→ **TO BE DONE**
State how many lines of the entries include the string "Association", please, leaving out everything but the number.

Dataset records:
- - -

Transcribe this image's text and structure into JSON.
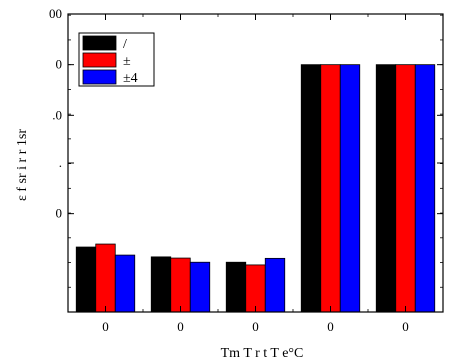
{
  "chart_data": {
    "type": "bar",
    "xlabel": "Tm T r t T e°C",
    "ylabel": "ε f sr i r r 1sr",
    "categories": [
      "0",
      "0",
      "0",
      "0",
      "0"
    ],
    "ylim": [
      0,
      100
    ],
    "y_ticks": [
      {
        "value": 100,
        "label": "00"
      },
      {
        "value": 83,
        "label": "0"
      },
      {
        "value": 66,
        "label": ".0"
      },
      {
        "value": 50,
        "label": "."
      },
      {
        "value": 33,
        "label": "0"
      }
    ],
    "series": [
      {
        "name": "/",
        "color": "#000000",
        "values": [
          21.8,
          18.5,
          16.7,
          83,
          83
        ]
      },
      {
        "name": "±",
        "color": "#ff0000",
        "values": [
          22.8,
          18.1,
          15.8,
          83,
          83
        ]
      },
      {
        "name": "±4",
        "color": "#0000ff",
        "values": [
          19.1,
          16.7,
          18.0,
          83,
          83
        ]
      }
    ],
    "legend": "top-left",
    "grid": false
  }
}
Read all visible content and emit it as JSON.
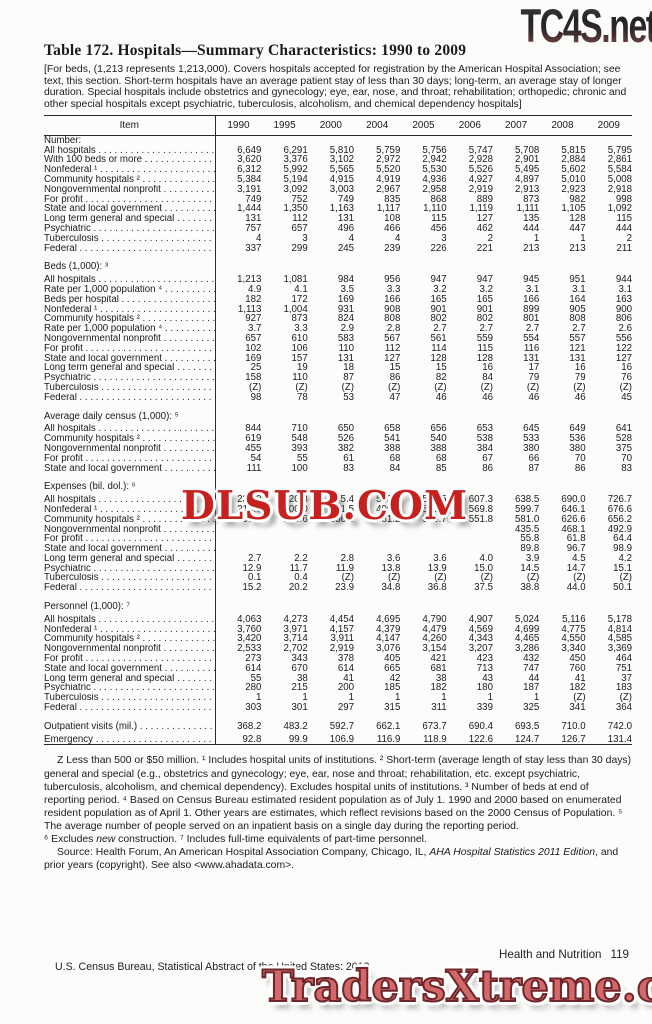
{
  "watermarks": {
    "top": "TC4S.net",
    "middle": "DLSUB.COM",
    "bottom": "TradersXtreme.com"
  },
  "header": {
    "title": "Table 172. Hospitals—Summary Characteristics: 1990 to 2009",
    "note": "[For beds, (1,213 represents 1,213,000). Covers hospitals accepted for registration by the American Hospital Association; see text, this section. Short-term hospitals have an average patient stay of less than 30 days; long-term, an average stay of longer duration. Special hospitals include obstetrics and gynecology; eye, ear, nose, and throat; rehabilitation; orthopedic; chronic and other special hospitals except psychiatric, tuberculosis, alcoholism, and chemical dependency hospitals]"
  },
  "table": {
    "item_header": "Item",
    "years": [
      "1990",
      "1995",
      "2000",
      "2004",
      "2005",
      "2006",
      "2007",
      "2008",
      "2009"
    ],
    "sections": [
      {
        "header": "Number:",
        "rows": [
          {
            "label": "All hospitals",
            "indent": 1,
            "values": [
              "6,649",
              "6,291",
              "5,810",
              "5,759",
              "5,756",
              "5,747",
              "5,708",
              "5,815",
              "5,795"
            ]
          },
          {
            "label": "With 100 beds or more",
            "indent": 2,
            "values": [
              "3,620",
              "3,376",
              "3,102",
              "2,972",
              "2,942",
              "2,928",
              "2,901",
              "2,884",
              "2,861"
            ]
          },
          {
            "label": "Nonfederal ¹",
            "indent": 1,
            "values": [
              "6,312",
              "5,992",
              "5,565",
              "5,520",
              "5,530",
              "5,526",
              "5,495",
              "5,602",
              "5,584"
            ]
          },
          {
            "label": "Community hospitals ²",
            "indent": 2,
            "values": [
              "5,384",
              "5,194",
              "4,915",
              "4,919",
              "4,936",
              "4,927",
              "4,897",
              "5,010",
              "5,008"
            ]
          },
          {
            "label": "Nongovernmental nonprofit",
            "indent": 3,
            "values": [
              "3,191",
              "3,092",
              "3,003",
              "2,967",
              "2,958",
              "2,919",
              "2,913",
              "2,923",
              "2,918"
            ]
          },
          {
            "label": "For profit",
            "indent": 3,
            "values": [
              "749",
              "752",
              "749",
              "835",
              "868",
              "889",
              "873",
              "982",
              "998"
            ]
          },
          {
            "label": "State and local government",
            "indent": 3,
            "values": [
              "1,444",
              "1,350",
              "1,163",
              "1,117",
              "1,110",
              "1,119",
              "1,111",
              "1,105",
              "1,092"
            ]
          },
          {
            "label": "Long term general and special",
            "indent": 2,
            "values": [
              "131",
              "112",
              "131",
              "108",
              "115",
              "127",
              "135",
              "128",
              "115"
            ]
          },
          {
            "label": "Psychiatric",
            "indent": 2,
            "values": [
              "757",
              "657",
              "496",
              "466",
              "456",
              "462",
              "444",
              "447",
              "444"
            ]
          },
          {
            "label": "Tuberculosis",
            "indent": 2,
            "values": [
              "4",
              "3",
              "4",
              "4",
              "3",
              "2",
              "1",
              "1",
              "2"
            ]
          },
          {
            "label": "Federal",
            "indent": 1,
            "values": [
              "337",
              "299",
              "245",
              "239",
              "226",
              "221",
              "213",
              "213",
              "211"
            ]
          }
        ]
      },
      {
        "header": "Beds (1,000): ³",
        "rows": [
          {
            "label": "All hospitals",
            "indent": 1,
            "values": [
              "1,213",
              "1,081",
              "984",
              "956",
              "947",
              "947",
              "945",
              "951",
              "944"
            ]
          },
          {
            "label": "Rate per 1,000 population ⁴",
            "indent": 2,
            "values": [
              "4.9",
              "4.1",
              "3.5",
              "3.3",
              "3.2",
              "3.2",
              "3.1",
              "3.1",
              "3.1"
            ]
          },
          {
            "label": "Beds per hospital",
            "indent": 2,
            "values": [
              "182",
              "172",
              "169",
              "166",
              "165",
              "165",
              "166",
              "164",
              "163"
            ]
          },
          {
            "label": "Nonfederal ¹",
            "indent": 1,
            "values": [
              "1,113",
              "1,004",
              "931",
              "908",
              "901",
              "901",
              "899",
              "905",
              "900"
            ]
          },
          {
            "label": "Community hospitals ²",
            "indent": 2,
            "values": [
              "927",
              "873",
              "824",
              "808",
              "802",
              "802",
              "801",
              "808",
              "806"
            ]
          },
          {
            "label": "Rate per 1,000 population ⁴",
            "indent": 3,
            "values": [
              "3.7",
              "3.3",
              "2.9",
              "2.8",
              "2.7",
              "2.7",
              "2.7",
              "2.7",
              "2.6"
            ]
          },
          {
            "label": "Nongovernmental nonprofit",
            "indent": 3,
            "values": [
              "657",
              "610",
              "583",
              "567",
              "561",
              "559",
              "554",
              "557",
              "556"
            ]
          },
          {
            "label": "For profit",
            "indent": 3,
            "values": [
              "102",
              "106",
              "110",
              "112",
              "114",
              "115",
              "116",
              "121",
              "122"
            ]
          },
          {
            "label": "State and local government",
            "indent": 3,
            "values": [
              "169",
              "157",
              "131",
              "127",
              "128",
              "128",
              "131",
              "131",
              "127"
            ]
          },
          {
            "label": "Long term general and special",
            "indent": 2,
            "values": [
              "25",
              "19",
              "18",
              "15",
              "15",
              "16",
              "17",
              "16",
              "16"
            ]
          },
          {
            "label": "Psychiatric",
            "indent": 2,
            "values": [
              "158",
              "110",
              "87",
              "86",
              "82",
              "84",
              "79",
              "79",
              "76"
            ]
          },
          {
            "label": "Tuberculosis",
            "indent": 2,
            "values": [
              "(Z)",
              "(Z)",
              "(Z)",
              "(Z)",
              "(Z)",
              "(Z)",
              "(Z)",
              "(Z)",
              "(Z)"
            ]
          },
          {
            "label": "Federal",
            "indent": 1,
            "values": [
              "98",
              "78",
              "53",
              "47",
              "46",
              "46",
              "46",
              "46",
              "45"
            ]
          }
        ]
      },
      {
        "header": "Average daily census (1,000): ⁵",
        "rows": [
          {
            "label": "All hospitals",
            "indent": 1,
            "values": [
              "844",
              "710",
              "650",
              "658",
              "656",
              "653",
              "645",
              "649",
              "641"
            ]
          },
          {
            "label": "Community hospitals ²",
            "indent": 2,
            "values": [
              "619",
              "548",
              "526",
              "541",
              "540",
              "538",
              "533",
              "536",
              "528"
            ]
          },
          {
            "label": "Nongovernmental nonprofit",
            "indent": 3,
            "values": [
              "455",
              "393",
              "382",
              "388",
              "388",
              "384",
              "380",
              "380",
              "375"
            ]
          },
          {
            "label": "For profit",
            "indent": 3,
            "values": [
              "54",
              "55",
              "61",
              "68",
              "68",
              "67",
              "66",
              "70",
              "70"
            ]
          },
          {
            "label": "State and local government",
            "indent": 3,
            "values": [
              "111",
              "100",
              "83",
              "84",
              "85",
              "86",
              "87",
              "86",
              "83"
            ]
          }
        ]
      },
      {
        "header": "Expenses (bil. dol.): ⁶",
        "rows": [
          {
            "label": "All hospitals",
            "indent": 1,
            "values": [
              "234.9",
              "320.3",
              "395.4",
              "533.8",
              "570.5",
              "607.3",
              "638.5",
              "690.0",
              "726.7"
            ]
          },
          {
            "label": "Nonfederal ¹",
            "indent": 1,
            "values": [
              "219.6",
              "300.0",
              "371.5",
              "499.0",
              "533.7",
              "569.8",
              "599.7",
              "646.1",
              "676.6"
            ]
          },
          {
            "label": "Community hospitals ²",
            "indent": 2,
            "values": [
              "203.7",
              "285.6",
              "356.6",
              "481.2",
              "515.7",
              "551.8",
              "581.0",
              "626.6",
              "656.2"
            ]
          },
          {
            "label": "Nongovernmental nonprofit",
            "indent": 3,
            "values": [
              "",
              "",
              "",
              "",
              "",
              "",
              "435.5",
              "468.1",
              "492.9"
            ]
          },
          {
            "label": "For profit",
            "indent": 3,
            "values": [
              "",
              "",
              "",
              "",
              "",
              "",
              "55.8",
              "61.8",
              "64.4"
            ]
          },
          {
            "label": "State and local government",
            "indent": 3,
            "values": [
              "",
              "",
              "",
              "",
              "",
              "",
              "89.8",
              "96.7",
              "98.9"
            ]
          },
          {
            "label": "Long term general and special",
            "indent": 2,
            "values": [
              "2.7",
              "2.2",
              "2.8",
              "3.6",
              "3.6",
              "4.0",
              "3.9",
              "4.5",
              "4.2"
            ]
          },
          {
            "label": "Psychiatric",
            "indent": 2,
            "values": [
              "12.9",
              "11.7",
              "11.9",
              "13.8",
              "13.9",
              "15.0",
              "14.5",
              "14.7",
              "15.1"
            ]
          },
          {
            "label": "Tuberculosis",
            "indent": 2,
            "values": [
              "0.1",
              "0.4",
              "(Z)",
              "(Z)",
              "(Z)",
              "(Z)",
              "(Z)",
              "(Z)",
              "(Z)"
            ]
          },
          {
            "label": "Federal",
            "indent": 1,
            "values": [
              "15.2",
              "20.2",
              "23.9",
              "34.8",
              "36.8",
              "37.5",
              "38.8",
              "44.0",
              "50.1"
            ]
          }
        ]
      },
      {
        "header": "Personnel (1,000): ⁷",
        "rows": [
          {
            "label": "All hospitals",
            "indent": 1,
            "values": [
              "4,063",
              "4,273",
              "4,454",
              "4,695",
              "4,790",
              "4,907",
              "5,024",
              "5,116",
              "5,178"
            ]
          },
          {
            "label": "Nonfederal ¹",
            "indent": 1,
            "values": [
              "3,760",
              "3,971",
              "4,157",
              "4,379",
              "4,479",
              "4,569",
              "4,699",
              "4,775",
              "4,814"
            ]
          },
          {
            "label": "Community hospitals ²",
            "indent": 2,
            "values": [
              "3,420",
              "3,714",
              "3,911",
              "4,147",
              "4,260",
              "4,343",
              "4,465",
              "4,550",
              "4,585"
            ]
          },
          {
            "label": "Nongovernmental nonprofit",
            "indent": 3,
            "values": [
              "2,533",
              "2,702",
              "2,919",
              "3,076",
              "3,154",
              "3,207",
              "3,286",
              "3,340",
              "3,369"
            ]
          },
          {
            "label": "For profit",
            "indent": 3,
            "values": [
              "273",
              "343",
              "378",
              "405",
              "421",
              "423",
              "432",
              "450",
              "464"
            ]
          },
          {
            "label": "State and local government",
            "indent": 3,
            "values": [
              "614",
              "670",
              "614",
              "665",
              "681",
              "713",
              "747",
              "760",
              "751"
            ]
          },
          {
            "label": "Long term general and special",
            "indent": 2,
            "values": [
              "55",
              "38",
              "41",
              "42",
              "38",
              "43",
              "44",
              "41",
              "37"
            ]
          },
          {
            "label": "Psychiatric",
            "indent": 2,
            "values": [
              "280",
              "215",
              "200",
              "185",
              "182",
              "180",
              "187",
              "182",
              "183"
            ]
          },
          {
            "label": "Tuberculosis",
            "indent": 2,
            "values": [
              "1",
              "1",
              "1",
              "1",
              "1",
              "1",
              "1",
              "(Z)",
              "(Z)"
            ]
          },
          {
            "label": "Federal",
            "indent": 1,
            "values": [
              "303",
              "301",
              "297",
              "315",
              "311",
              "339",
              "325",
              "341",
              "364"
            ]
          }
        ]
      },
      {
        "header": "",
        "rows": [
          {
            "label": "Outpatient visits (mil.)",
            "indent": 1,
            "values": [
              "368.2",
              "483.2",
              "592.7",
              "662.1",
              "673.7",
              "690.4",
              "693.5",
              "710.0",
              "742.0"
            ]
          },
          {
            "label": "Emergency",
            "indent": 2,
            "values": [
              "92.8",
              "99.9",
              "106.9",
              "116.9",
              "118.9",
              "122.6",
              "124.7",
              "126.7",
              "131.4"
            ]
          }
        ]
      }
    ]
  },
  "footnotes": {
    "p1": "Z Less than 500 or $50 million. ¹ Includes hospital units of institutions. ² Short-term (average length of stay less than 30 days) general and special (e.g., obstetrics and gynecology; eye, ear, nose and throat; rehabilitation, etc. except psychiatric, tuberculosis, alcoholism, and chemical dependency). Excludes hospital units of institutions. ³ Number of beds at end of reporting period. ⁴ Based on Census Bureau estimated resident population as of July 1. 1990 and 2000 based on enumerated resident population as of April 1. Other years are estimates, which reflect revisions based on the 2000 Census of Population. ⁵ The average number of people served on an inpatient basis on a single day during the reporting period.",
    "p2_pre": "⁶ Excludes ",
    "p2_italic": "new",
    "p2_post": " construction. ⁷ Includes full-time equivalents of part-time personnel.",
    "p3_pre": "Source: Health Forum, An American Hospital Association Company, Chicago, IL, ",
    "p3_italic": "AHA Hospital Statistics 2011 Edition",
    "p3_post": ", and prior years (copyright). See also <www.ahadata.com>."
  },
  "footer": {
    "left": "U.S. Census Bureau, Statistical Abstract of the United States: 2012",
    "section": "Health and Nutrition",
    "page": "119"
  }
}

- - -

→ **OUTPUT OF THE TASK**
2